▸ EXERCISE TASK
Copy out the listing that follows, exact in every word, and skip the images.

▸ SUPPLIED MATERIAL
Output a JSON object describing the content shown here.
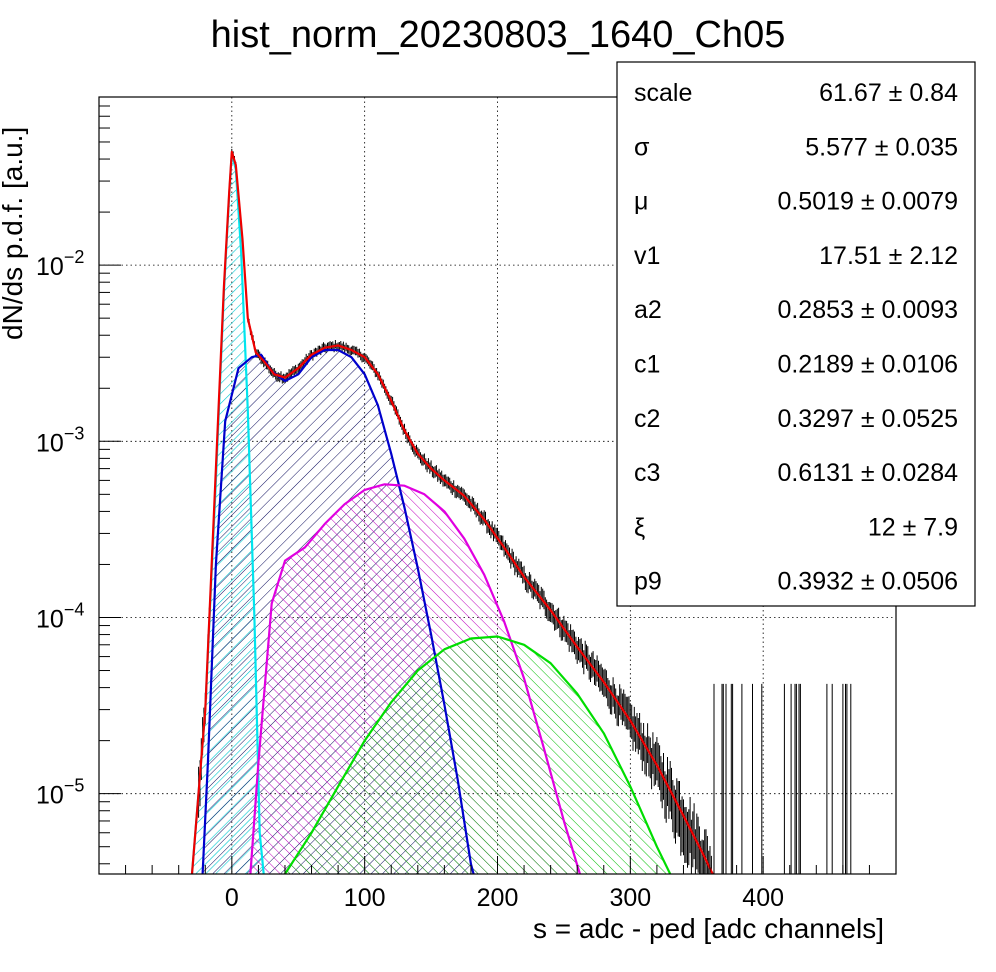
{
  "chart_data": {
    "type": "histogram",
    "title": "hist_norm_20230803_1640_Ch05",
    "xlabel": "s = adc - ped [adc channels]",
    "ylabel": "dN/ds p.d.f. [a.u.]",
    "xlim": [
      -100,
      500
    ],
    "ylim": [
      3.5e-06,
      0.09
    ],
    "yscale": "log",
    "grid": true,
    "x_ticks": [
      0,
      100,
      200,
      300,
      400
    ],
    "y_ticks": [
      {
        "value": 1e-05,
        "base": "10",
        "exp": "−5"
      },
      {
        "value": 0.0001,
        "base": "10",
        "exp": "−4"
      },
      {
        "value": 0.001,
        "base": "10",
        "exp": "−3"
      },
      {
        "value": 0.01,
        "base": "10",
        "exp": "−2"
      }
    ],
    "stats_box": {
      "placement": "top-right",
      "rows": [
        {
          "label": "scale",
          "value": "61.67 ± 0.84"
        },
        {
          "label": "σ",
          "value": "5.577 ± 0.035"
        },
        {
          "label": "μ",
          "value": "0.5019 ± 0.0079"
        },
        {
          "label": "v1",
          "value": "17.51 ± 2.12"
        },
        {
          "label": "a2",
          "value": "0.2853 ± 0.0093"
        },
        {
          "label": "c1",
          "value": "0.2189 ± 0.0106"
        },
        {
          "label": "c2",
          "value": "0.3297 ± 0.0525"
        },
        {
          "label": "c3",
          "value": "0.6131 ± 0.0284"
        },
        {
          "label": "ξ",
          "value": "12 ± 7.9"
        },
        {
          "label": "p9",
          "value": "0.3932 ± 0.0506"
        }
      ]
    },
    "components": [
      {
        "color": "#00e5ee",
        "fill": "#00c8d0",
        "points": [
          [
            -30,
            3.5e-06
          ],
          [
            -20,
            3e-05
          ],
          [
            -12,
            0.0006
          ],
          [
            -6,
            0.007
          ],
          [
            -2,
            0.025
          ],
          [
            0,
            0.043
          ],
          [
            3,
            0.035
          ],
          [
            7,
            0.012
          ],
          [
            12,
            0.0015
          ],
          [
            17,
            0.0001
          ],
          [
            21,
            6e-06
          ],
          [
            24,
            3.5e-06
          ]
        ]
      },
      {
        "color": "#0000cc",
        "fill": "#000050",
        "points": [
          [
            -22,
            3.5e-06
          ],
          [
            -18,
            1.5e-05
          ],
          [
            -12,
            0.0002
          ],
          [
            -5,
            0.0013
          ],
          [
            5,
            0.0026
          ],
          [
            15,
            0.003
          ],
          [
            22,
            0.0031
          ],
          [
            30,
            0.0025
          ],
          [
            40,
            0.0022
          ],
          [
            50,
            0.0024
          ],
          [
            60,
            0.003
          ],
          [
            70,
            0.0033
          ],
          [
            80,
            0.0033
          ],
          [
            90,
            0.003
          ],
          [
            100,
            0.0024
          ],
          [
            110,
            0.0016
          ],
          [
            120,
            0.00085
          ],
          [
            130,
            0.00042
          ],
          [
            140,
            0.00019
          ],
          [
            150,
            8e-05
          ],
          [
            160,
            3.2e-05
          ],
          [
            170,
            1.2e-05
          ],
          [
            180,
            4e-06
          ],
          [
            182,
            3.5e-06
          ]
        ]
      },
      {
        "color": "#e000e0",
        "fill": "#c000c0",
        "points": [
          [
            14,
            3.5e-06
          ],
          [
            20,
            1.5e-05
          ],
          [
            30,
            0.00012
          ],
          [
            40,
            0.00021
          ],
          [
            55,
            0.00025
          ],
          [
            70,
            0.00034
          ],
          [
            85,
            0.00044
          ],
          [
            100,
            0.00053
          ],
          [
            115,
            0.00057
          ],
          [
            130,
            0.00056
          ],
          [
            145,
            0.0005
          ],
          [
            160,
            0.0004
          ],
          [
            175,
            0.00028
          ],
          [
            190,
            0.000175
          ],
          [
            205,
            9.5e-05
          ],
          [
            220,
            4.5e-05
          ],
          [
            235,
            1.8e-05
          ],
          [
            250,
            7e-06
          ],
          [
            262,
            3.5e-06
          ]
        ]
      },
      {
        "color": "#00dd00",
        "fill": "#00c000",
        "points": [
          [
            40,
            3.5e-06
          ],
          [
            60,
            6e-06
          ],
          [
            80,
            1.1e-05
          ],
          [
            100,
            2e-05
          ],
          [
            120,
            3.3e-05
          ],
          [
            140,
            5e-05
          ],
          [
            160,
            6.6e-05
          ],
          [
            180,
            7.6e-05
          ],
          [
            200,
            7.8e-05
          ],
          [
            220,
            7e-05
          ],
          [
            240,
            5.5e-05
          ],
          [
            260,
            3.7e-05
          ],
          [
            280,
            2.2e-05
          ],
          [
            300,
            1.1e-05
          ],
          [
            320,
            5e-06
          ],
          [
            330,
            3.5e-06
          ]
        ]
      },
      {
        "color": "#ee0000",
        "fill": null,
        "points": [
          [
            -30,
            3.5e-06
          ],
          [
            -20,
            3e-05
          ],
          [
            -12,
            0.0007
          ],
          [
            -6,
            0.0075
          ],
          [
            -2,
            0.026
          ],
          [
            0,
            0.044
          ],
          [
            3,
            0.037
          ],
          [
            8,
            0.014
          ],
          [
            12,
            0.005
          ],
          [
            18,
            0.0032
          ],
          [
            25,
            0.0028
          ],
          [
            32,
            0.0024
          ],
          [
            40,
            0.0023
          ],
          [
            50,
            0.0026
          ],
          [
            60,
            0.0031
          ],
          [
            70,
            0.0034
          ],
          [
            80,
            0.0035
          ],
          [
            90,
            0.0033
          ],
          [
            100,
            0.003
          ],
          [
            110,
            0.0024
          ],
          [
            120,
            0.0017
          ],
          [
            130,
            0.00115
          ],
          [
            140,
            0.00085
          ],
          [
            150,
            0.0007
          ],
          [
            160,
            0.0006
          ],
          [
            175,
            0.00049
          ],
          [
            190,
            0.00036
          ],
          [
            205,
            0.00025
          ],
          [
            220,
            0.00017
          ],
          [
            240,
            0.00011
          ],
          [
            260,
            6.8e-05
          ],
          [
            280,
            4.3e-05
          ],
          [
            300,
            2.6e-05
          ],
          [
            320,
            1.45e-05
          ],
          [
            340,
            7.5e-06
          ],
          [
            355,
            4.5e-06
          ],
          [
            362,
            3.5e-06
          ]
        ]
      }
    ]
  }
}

▸ SOLUTION
Output a JSON object describing the content shown here.
{
  "chart_data": {
    "type": "histogram",
    "title": "hist_norm_20230803_1640_Ch05",
    "xlabel": "s = adc - ped [adc channels]",
    "ylabel": "dN/ds p.d.f. [a.u.]",
    "xlim": [
      -100,
      500
    ],
    "ylim": [
      3.5e-06,
      0.09
    ],
    "yscale": "log",
    "grid": true,
    "x_ticks": [
      0,
      100,
      200,
      300,
      400
    ],
    "y_ticks": [
      {
        "value": 1e-05,
        "base": "10",
        "exp": "−5"
      },
      {
        "value": 0.0001,
        "base": "10",
        "exp": "−4"
      },
      {
        "value": 0.001,
        "base": "10",
        "exp": "−3"
      },
      {
        "value": 0.01,
        "base": "10",
        "exp": "−2"
      }
    ],
    "stats_box": {
      "placement": "top-right",
      "rows": [
        {
          "label": "scale",
          "value": "61.67 ± 0.84"
        },
        {
          "label": "σ",
          "value": "5.577 ± 0.035"
        },
        {
          "label": "μ",
          "value": "0.5019 ± 0.0079"
        },
        {
          "label": "v1",
          "value": "17.51 ± 2.12"
        },
        {
          "label": "a2",
          "value": "0.2853 ± 0.0093"
        },
        {
          "label": "c1",
          "value": "0.2189 ± 0.0106"
        },
        {
          "label": "c2",
          "value": "0.3297 ± 0.0525"
        },
        {
          "label": "c3",
          "value": "0.6131 ± 0.0284"
        },
        {
          "label": "ξ",
          "value": "12 ± 7.9"
        },
        {
          "label": "p9",
          "value": "0.3932 ± 0.0506"
        }
      ]
    },
    "components": [
      {
        "color": "#00e5ee",
        "fill": "#00c8d0",
        "points": [
          [
            -30,
            3.5e-06
          ],
          [
            -20,
            3e-05
          ],
          [
            -12,
            0.0006
          ],
          [
            -6,
            0.007
          ],
          [
            -2,
            0.025
          ],
          [
            0,
            0.043
          ],
          [
            3,
            0.035
          ],
          [
            7,
            0.012
          ],
          [
            12,
            0.0015
          ],
          [
            17,
            0.0001
          ],
          [
            21,
            6e-06
          ],
          [
            24,
            3.5e-06
          ]
        ]
      },
      {
        "color": "#0000cc",
        "fill": "#000050",
        "points": [
          [
            -22,
            3.5e-06
          ],
          [
            -18,
            1.5e-05
          ],
          [
            -12,
            0.0002
          ],
          [
            -5,
            0.0013
          ],
          [
            5,
            0.0026
          ],
          [
            15,
            0.003
          ],
          [
            22,
            0.0031
          ],
          [
            30,
            0.0025
          ],
          [
            40,
            0.0022
          ],
          [
            50,
            0.0024
          ],
          [
            60,
            0.003
          ],
          [
            70,
            0.0033
          ],
          [
            80,
            0.0033
          ],
          [
            90,
            0.003
          ],
          [
            100,
            0.0024
          ],
          [
            110,
            0.0016
          ],
          [
            120,
            0.00085
          ],
          [
            130,
            0.00042
          ],
          [
            140,
            0.00019
          ],
          [
            150,
            8e-05
          ],
          [
            160,
            3.2e-05
          ],
          [
            170,
            1.2e-05
          ],
          [
            180,
            4e-06
          ],
          [
            182,
            3.5e-06
          ]
        ]
      },
      {
        "color": "#e000e0",
        "fill": "#c000c0",
        "points": [
          [
            14,
            3.5e-06
          ],
          [
            20,
            1.5e-05
          ],
          [
            30,
            0.00012
          ],
          [
            40,
            0.00021
          ],
          [
            55,
            0.00025
          ],
          [
            70,
            0.00034
          ],
          [
            85,
            0.00044
          ],
          [
            100,
            0.00053
          ],
          [
            115,
            0.00057
          ],
          [
            130,
            0.00056
          ],
          [
            145,
            0.0005
          ],
          [
            160,
            0.0004
          ],
          [
            175,
            0.00028
          ],
          [
            190,
            0.000175
          ],
          [
            205,
            9.5e-05
          ],
          [
            220,
            4.5e-05
          ],
          [
            235,
            1.8e-05
          ],
          [
            250,
            7e-06
          ],
          [
            262,
            3.5e-06
          ]
        ]
      },
      {
        "color": "#00dd00",
        "fill": "#00c000",
        "points": [
          [
            40,
            3.5e-06
          ],
          [
            60,
            6e-06
          ],
          [
            80,
            1.1e-05
          ],
          [
            100,
            2e-05
          ],
          [
            120,
            3.3e-05
          ],
          [
            140,
            5e-05
          ],
          [
            160,
            6.6e-05
          ],
          [
            180,
            7.6e-05
          ],
          [
            200,
            7.8e-05
          ],
          [
            220,
            7e-05
          ],
          [
            240,
            5.5e-05
          ],
          [
            260,
            3.7e-05
          ],
          [
            280,
            2.2e-05
          ],
          [
            300,
            1.1e-05
          ],
          [
            320,
            5e-06
          ],
          [
            330,
            3.5e-06
          ]
        ]
      },
      {
        "color": "#ee0000",
        "fill": null,
        "points": [
          [
            -30,
            3.5e-06
          ],
          [
            -20,
            3e-05
          ],
          [
            -12,
            0.0007
          ],
          [
            -6,
            0.0075
          ],
          [
            -2,
            0.026
          ],
          [
            0,
            0.044
          ],
          [
            3,
            0.037
          ],
          [
            8,
            0.014
          ],
          [
            12,
            0.005
          ],
          [
            18,
            0.0032
          ],
          [
            25,
            0.0028
          ],
          [
            32,
            0.0024
          ],
          [
            40,
            0.0023
          ],
          [
            50,
            0.0026
          ],
          [
            60,
            0.0031
          ],
          [
            70,
            0.0034
          ],
          [
            80,
            0.0035
          ],
          [
            90,
            0.0033
          ],
          [
            100,
            0.003
          ],
          [
            110,
            0.0024
          ],
          [
            120,
            0.0017
          ],
          [
            130,
            0.00115
          ],
          [
            140,
            0.00085
          ],
          [
            150,
            0.0007
          ],
          [
            160,
            0.0006
          ],
          [
            175,
            0.00049
          ],
          [
            190,
            0.00036
          ],
          [
            205,
            0.00025
          ],
          [
            220,
            0.00017
          ],
          [
            240,
            0.00011
          ],
          [
            260,
            6.8e-05
          ],
          [
            280,
            4.3e-05
          ],
          [
            300,
            2.6e-05
          ],
          [
            320,
            1.45e-05
          ],
          [
            340,
            7.5e-06
          ],
          [
            355,
            4.5e-06
          ],
          [
            362,
            3.5e-06
          ]
        ]
      }
    ]
  }
}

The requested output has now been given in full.